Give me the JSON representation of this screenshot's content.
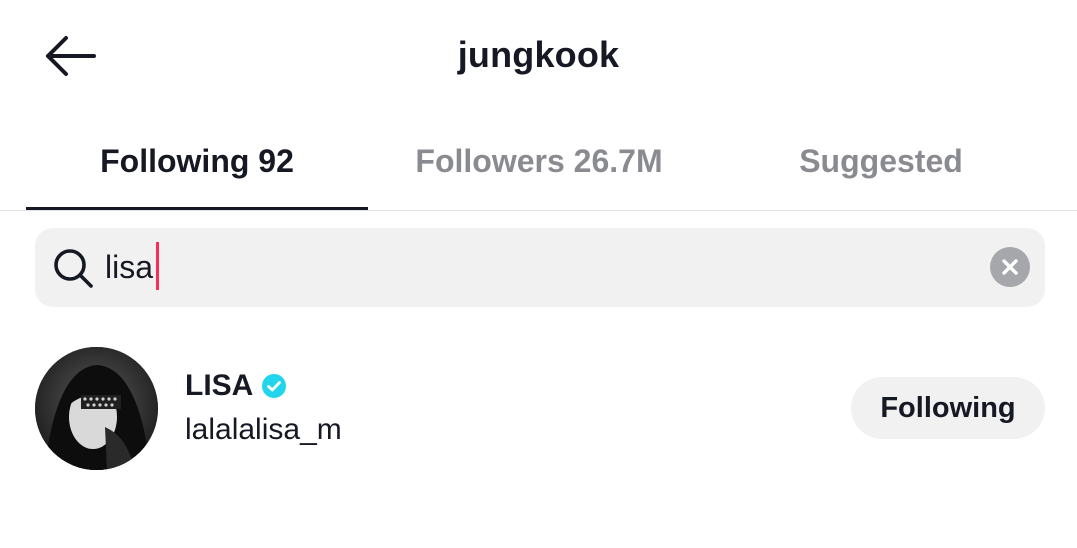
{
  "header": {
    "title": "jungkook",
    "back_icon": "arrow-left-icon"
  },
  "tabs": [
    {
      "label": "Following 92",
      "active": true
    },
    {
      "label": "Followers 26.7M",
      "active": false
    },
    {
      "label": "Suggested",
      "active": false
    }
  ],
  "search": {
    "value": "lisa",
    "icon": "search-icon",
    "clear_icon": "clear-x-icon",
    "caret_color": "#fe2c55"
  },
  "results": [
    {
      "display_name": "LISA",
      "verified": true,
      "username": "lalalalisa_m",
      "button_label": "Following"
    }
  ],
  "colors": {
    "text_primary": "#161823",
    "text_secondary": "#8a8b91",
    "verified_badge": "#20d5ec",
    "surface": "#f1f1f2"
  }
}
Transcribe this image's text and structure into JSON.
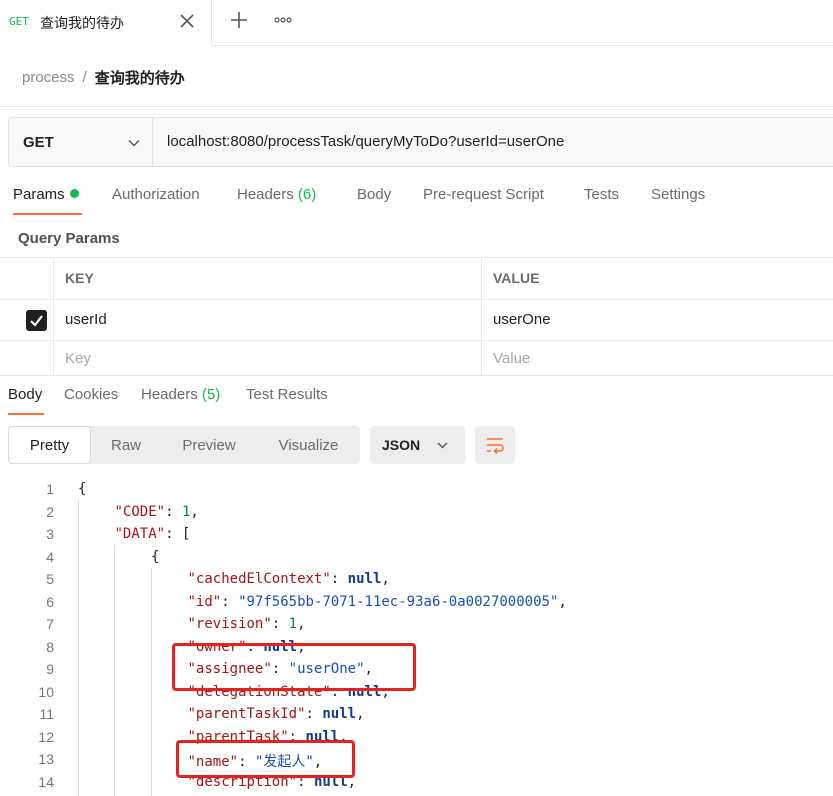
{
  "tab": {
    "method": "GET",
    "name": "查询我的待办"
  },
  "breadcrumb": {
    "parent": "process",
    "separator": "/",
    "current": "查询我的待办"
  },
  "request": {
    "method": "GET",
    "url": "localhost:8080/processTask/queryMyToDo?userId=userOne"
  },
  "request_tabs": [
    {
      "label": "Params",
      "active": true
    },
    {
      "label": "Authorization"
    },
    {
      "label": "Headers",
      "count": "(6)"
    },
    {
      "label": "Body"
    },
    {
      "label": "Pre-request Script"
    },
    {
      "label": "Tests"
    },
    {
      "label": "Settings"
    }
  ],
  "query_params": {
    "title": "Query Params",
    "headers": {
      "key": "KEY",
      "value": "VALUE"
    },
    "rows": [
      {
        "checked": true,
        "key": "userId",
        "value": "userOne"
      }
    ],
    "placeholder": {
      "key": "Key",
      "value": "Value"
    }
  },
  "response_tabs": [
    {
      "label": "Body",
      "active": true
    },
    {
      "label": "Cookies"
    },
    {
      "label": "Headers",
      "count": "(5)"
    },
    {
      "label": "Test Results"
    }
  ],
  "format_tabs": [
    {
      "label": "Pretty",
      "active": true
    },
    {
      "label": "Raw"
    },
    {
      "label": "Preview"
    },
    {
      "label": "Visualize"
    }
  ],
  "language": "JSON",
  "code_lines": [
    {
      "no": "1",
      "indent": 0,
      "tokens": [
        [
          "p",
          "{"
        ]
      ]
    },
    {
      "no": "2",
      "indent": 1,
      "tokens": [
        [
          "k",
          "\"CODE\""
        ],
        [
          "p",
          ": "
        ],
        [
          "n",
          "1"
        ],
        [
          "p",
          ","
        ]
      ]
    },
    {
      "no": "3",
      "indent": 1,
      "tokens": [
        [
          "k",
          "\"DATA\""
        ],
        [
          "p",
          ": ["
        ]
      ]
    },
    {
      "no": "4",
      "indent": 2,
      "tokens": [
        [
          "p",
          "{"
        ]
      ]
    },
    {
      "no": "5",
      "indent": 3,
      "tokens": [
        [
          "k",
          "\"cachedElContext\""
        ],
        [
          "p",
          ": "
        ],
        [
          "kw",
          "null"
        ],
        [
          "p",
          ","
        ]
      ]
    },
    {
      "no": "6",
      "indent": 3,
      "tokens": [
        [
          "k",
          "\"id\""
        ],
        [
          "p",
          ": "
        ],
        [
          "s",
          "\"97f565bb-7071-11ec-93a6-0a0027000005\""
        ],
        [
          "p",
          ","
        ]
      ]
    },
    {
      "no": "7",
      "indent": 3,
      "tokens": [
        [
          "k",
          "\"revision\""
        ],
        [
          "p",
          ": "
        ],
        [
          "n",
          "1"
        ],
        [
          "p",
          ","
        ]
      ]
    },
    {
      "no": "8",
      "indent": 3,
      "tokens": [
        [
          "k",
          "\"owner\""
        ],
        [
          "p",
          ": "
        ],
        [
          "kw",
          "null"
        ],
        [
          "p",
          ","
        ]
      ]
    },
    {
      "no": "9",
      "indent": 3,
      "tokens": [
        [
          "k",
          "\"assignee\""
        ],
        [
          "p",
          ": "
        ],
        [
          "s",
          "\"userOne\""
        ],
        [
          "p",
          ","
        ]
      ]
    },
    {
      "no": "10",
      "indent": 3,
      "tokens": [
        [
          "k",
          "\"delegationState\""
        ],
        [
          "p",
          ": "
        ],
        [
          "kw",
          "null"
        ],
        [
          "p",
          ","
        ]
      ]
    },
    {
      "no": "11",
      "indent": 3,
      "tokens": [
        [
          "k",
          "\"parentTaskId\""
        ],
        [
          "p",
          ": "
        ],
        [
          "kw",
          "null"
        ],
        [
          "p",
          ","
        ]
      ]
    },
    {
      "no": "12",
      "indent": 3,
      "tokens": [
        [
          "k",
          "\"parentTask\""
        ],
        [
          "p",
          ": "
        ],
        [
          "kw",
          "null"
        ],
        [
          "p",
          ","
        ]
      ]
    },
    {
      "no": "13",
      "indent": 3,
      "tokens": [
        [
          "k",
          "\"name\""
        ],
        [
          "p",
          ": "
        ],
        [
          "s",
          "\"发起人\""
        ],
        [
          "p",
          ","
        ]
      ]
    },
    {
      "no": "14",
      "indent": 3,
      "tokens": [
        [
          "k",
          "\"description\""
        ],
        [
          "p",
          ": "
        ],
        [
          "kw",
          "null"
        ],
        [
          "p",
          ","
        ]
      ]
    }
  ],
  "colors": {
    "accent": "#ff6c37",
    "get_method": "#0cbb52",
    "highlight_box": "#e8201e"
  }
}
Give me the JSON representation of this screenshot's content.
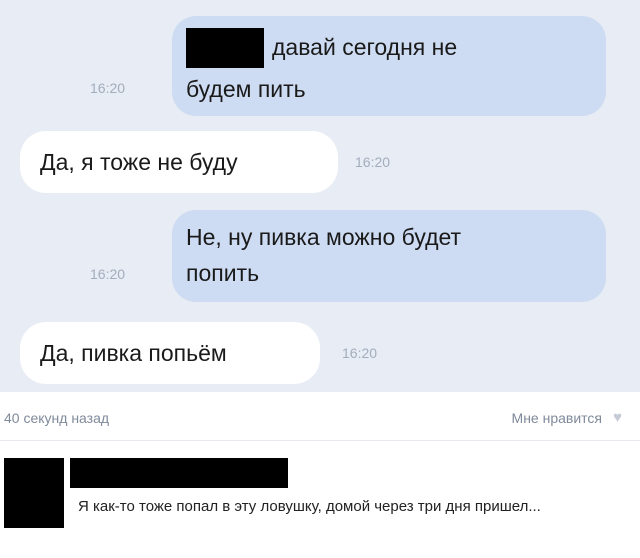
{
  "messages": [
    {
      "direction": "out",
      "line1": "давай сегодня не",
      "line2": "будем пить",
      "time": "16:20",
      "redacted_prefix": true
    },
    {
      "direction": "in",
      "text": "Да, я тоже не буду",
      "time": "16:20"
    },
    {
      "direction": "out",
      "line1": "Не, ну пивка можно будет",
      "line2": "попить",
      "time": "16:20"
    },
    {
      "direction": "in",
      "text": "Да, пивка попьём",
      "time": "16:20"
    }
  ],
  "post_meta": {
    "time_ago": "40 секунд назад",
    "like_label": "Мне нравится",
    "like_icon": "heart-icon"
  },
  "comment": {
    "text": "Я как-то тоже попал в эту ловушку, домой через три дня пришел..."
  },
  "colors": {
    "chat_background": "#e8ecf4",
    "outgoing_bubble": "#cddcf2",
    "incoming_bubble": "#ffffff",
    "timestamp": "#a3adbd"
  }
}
--------------------------------
Work to be completed —
Take each line of the material that contains the word "пивка" and list it.

Expected answer —
      "line1": "Не, ну пивка можно будет",
      "text": "Да, пивка попьём",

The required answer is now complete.